The entries below should be quoted exactly, with no pictures carried over.

STORED DATA:
— Start —
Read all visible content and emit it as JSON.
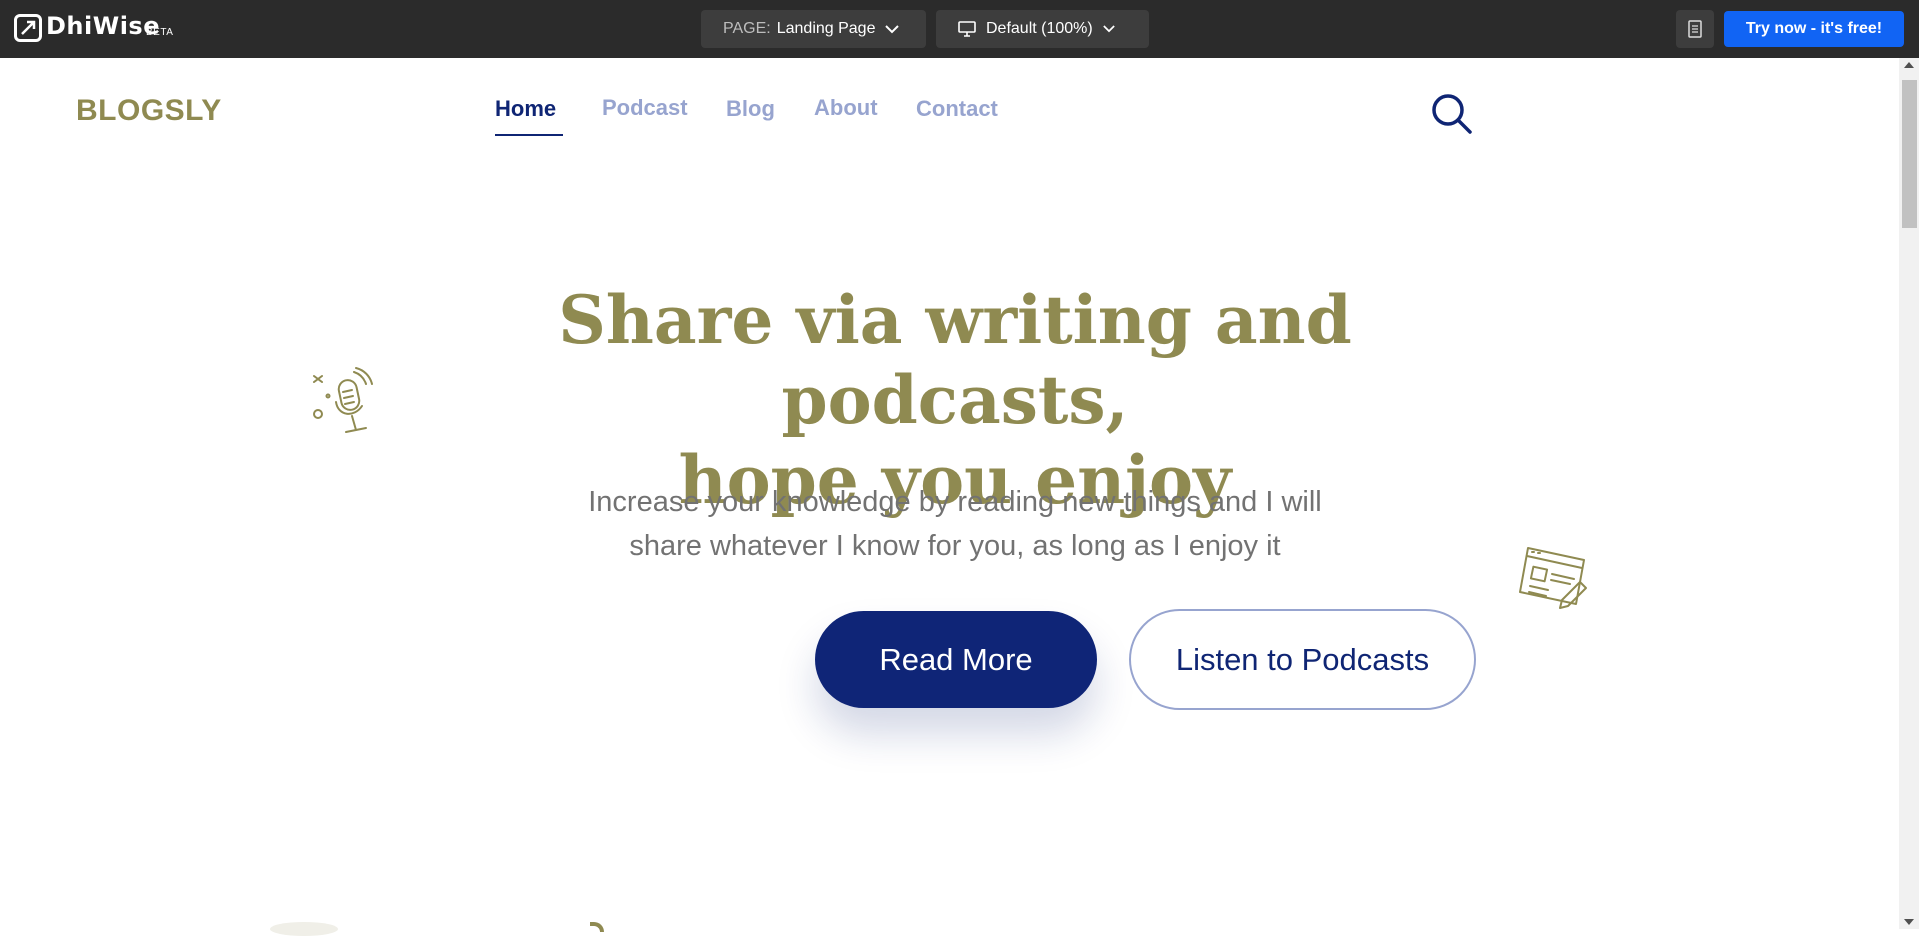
{
  "toolbar": {
    "brand": "DhiWise",
    "beta": "BETA",
    "page_prefix": "PAGE:",
    "page_value": "Landing Page",
    "viewport": "Default (100%)",
    "try_button": "Try now - it's free!"
  },
  "site": {
    "logo": "BLOGSLY",
    "nav": [
      {
        "label": "Home",
        "active": true
      },
      {
        "label": "Podcast",
        "active": false
      },
      {
        "label": "Blog",
        "active": false
      },
      {
        "label": "About",
        "active": false
      },
      {
        "label": "Contact",
        "active": false
      }
    ]
  },
  "hero": {
    "title_line1": "Share via writing and podcasts,",
    "title_line2": "hope you enjoy",
    "subtitle_line1": "Increase your knowledge by reading new things and I will",
    "subtitle_line2": "share whatever I know for you, as long as I enjoy it",
    "primary_button": "Read More",
    "secondary_button": "Listen to Podcasts"
  },
  "icons": {
    "logo": "dhiwise-logo-icon",
    "document": "document-icon",
    "monitor": "monitor-icon",
    "chevron": "chevron-down-icon",
    "search": "search-icon",
    "microphone": "microphone-icon",
    "newspaper": "newspaper-icon"
  },
  "colors": {
    "toolbar_bg": "#2b2b2b",
    "try_button": "#1164f4",
    "olive": "#8f8a51",
    "navy": "#0f2577",
    "nav_inactive": "#97a4cf",
    "subtitle": "#727272"
  }
}
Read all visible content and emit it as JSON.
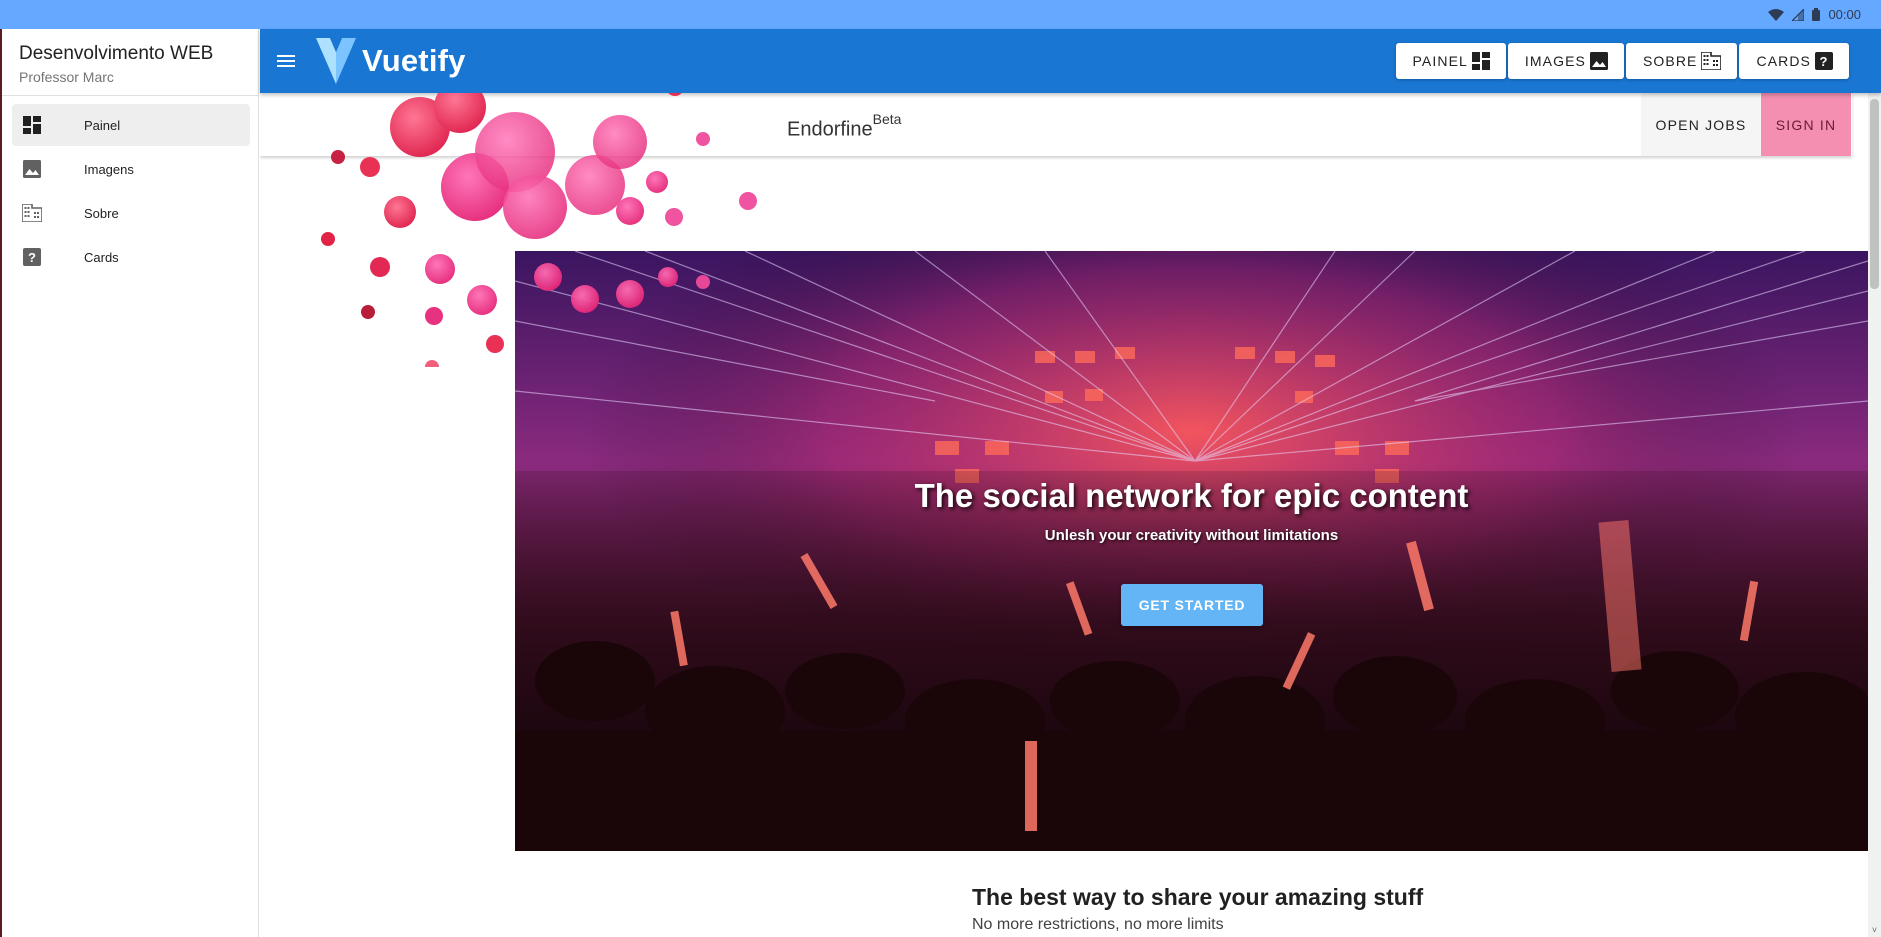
{
  "status_bar": {
    "time": "00:00"
  },
  "drawer": {
    "title": "Desenvolvimento WEB",
    "subtitle": "Professor Marc",
    "items": [
      {
        "label": "Painel",
        "icon": "dashboard-icon",
        "active": true
      },
      {
        "label": "Imagens",
        "icon": "image-icon",
        "active": false
      },
      {
        "label": "Sobre",
        "icon": "business-icon",
        "active": false
      },
      {
        "label": "Cards",
        "icon": "help-box-icon",
        "active": false
      }
    ]
  },
  "app_bar": {
    "brand": "Vuetify",
    "color": "#1976d2",
    "buttons": [
      {
        "label": "PAINEL",
        "icon": "dashboard-icon"
      },
      {
        "label": "IMAGES",
        "icon": "image-icon"
      },
      {
        "label": "SOBRE",
        "icon": "business-icon"
      },
      {
        "label": "CARDS",
        "icon": "help-box-icon"
      }
    ]
  },
  "site_toolbar": {
    "title": "Endorfine",
    "badge": "Beta",
    "open_jobs": "OPEN JOBS",
    "sign_in": "SIGN IN",
    "sign_in_color": "#f48fb1"
  },
  "hero": {
    "title": "The social network for epic content",
    "subtitle": "Unlesh your creativity without limitations",
    "cta": "GET STARTED",
    "cta_color": "#64b5f6"
  },
  "section": {
    "title": "The best way to share your amazing stuff",
    "subtitle": "No more restrictions, no more limits"
  }
}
— End —
REPLY:
Read all visible content and emit it as JSON.
{
  "toolbar": {
    "brand": "DhiWise",
    "beta": "BETA",
    "page_prefix": "PAGE:",
    "page_value": "Landing Page",
    "viewport": "Default (100%)",
    "try_button": "Try now - it's free!"
  },
  "site": {
    "logo": "BLOGSLY",
    "nav": [
      {
        "label": "Home",
        "active": true
      },
      {
        "label": "Podcast",
        "active": false
      },
      {
        "label": "Blog",
        "active": false
      },
      {
        "label": "About",
        "active": false
      },
      {
        "label": "Contact",
        "active": false
      }
    ]
  },
  "hero": {
    "title_line1": "Share via writing and podcasts,",
    "title_line2": "hope you enjoy",
    "subtitle_line1": "Increase your knowledge by reading new things and I will",
    "subtitle_line2": "share whatever I know for you, as long as I enjoy it",
    "primary_button": "Read More",
    "secondary_button": "Listen to Podcasts"
  },
  "icons": {
    "logo": "dhiwise-logo-icon",
    "document": "document-icon",
    "monitor": "monitor-icon",
    "chevron": "chevron-down-icon",
    "search": "search-icon",
    "microphone": "microphone-icon",
    "newspaper": "newspaper-icon"
  },
  "colors": {
    "toolbar_bg": "#2b2b2b",
    "try_button": "#1164f4",
    "olive": "#8f8a51",
    "navy": "#0f2577",
    "nav_inactive": "#97a4cf",
    "subtitle": "#727272"
  }
}
Read all visible content and emit it as JSON.
{
  "status_bar": {
    "time": "00:00"
  },
  "drawer": {
    "title": "Desenvolvimento WEB",
    "subtitle": "Professor Marc",
    "items": [
      {
        "label": "Painel",
        "icon": "dashboard-icon",
        "active": true
      },
      {
        "label": "Imagens",
        "icon": "image-icon",
        "active": false
      },
      {
        "label": "Sobre",
        "icon": "business-icon",
        "active": false
      },
      {
        "label": "Cards",
        "icon": "help-box-icon",
        "active": false
      }
    ]
  },
  "app_bar": {
    "brand": "Vuetify",
    "color": "#1976d2",
    "buttons": [
      {
        "label": "PAINEL",
        "icon": "dashboard-icon"
      },
      {
        "label": "IMAGES",
        "icon": "image-icon"
      },
      {
        "label": "SOBRE",
        "icon": "business-icon"
      },
      {
        "label": "CARDS",
        "icon": "help-box-icon"
      }
    ]
  },
  "site_toolbar": {
    "title": "Endorfine",
    "badge": "Beta",
    "open_jobs": "OPEN JOBS",
    "sign_in": "SIGN IN",
    "sign_in_color": "#f48fb1"
  },
  "hero": {
    "title": "The social network for epic content",
    "subtitle": "Unlesh your creativity without limitations",
    "cta": "GET STARTED",
    "cta_color": "#64b5f6"
  },
  "section": {
    "title": "The best way to share your amazing stuff",
    "subtitle": "No more restrictions, no more limits"
  }
}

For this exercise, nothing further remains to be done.